• AIM OF THE TASK: Search the data below for "color"; list each line that holds it.

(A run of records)
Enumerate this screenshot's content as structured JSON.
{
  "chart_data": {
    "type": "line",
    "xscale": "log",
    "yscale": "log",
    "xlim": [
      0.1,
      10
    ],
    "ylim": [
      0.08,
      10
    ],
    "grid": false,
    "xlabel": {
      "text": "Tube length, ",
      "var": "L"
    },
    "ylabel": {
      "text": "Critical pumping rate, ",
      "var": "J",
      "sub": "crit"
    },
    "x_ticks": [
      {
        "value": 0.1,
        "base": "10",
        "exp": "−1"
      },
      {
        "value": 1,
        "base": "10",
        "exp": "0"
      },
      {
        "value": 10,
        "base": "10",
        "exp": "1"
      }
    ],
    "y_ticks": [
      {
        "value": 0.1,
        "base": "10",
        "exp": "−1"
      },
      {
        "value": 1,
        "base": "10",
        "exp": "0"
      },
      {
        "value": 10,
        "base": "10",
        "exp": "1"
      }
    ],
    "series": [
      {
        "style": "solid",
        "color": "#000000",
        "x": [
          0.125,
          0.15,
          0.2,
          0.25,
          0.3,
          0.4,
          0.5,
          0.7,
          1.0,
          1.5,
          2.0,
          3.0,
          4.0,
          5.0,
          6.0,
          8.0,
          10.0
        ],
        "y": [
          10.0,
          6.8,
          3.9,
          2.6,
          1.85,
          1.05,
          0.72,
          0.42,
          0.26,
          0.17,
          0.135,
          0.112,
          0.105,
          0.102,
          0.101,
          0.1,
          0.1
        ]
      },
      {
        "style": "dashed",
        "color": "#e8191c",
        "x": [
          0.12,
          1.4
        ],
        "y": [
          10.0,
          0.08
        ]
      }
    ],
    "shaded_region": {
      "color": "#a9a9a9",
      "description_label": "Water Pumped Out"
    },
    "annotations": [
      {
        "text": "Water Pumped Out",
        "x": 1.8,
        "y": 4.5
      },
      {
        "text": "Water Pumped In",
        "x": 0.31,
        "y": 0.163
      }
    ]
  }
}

• FULL RESPONSE:
        "color": "#000000",
        "color": "#e8191c",
      "color": "#a9a9a9",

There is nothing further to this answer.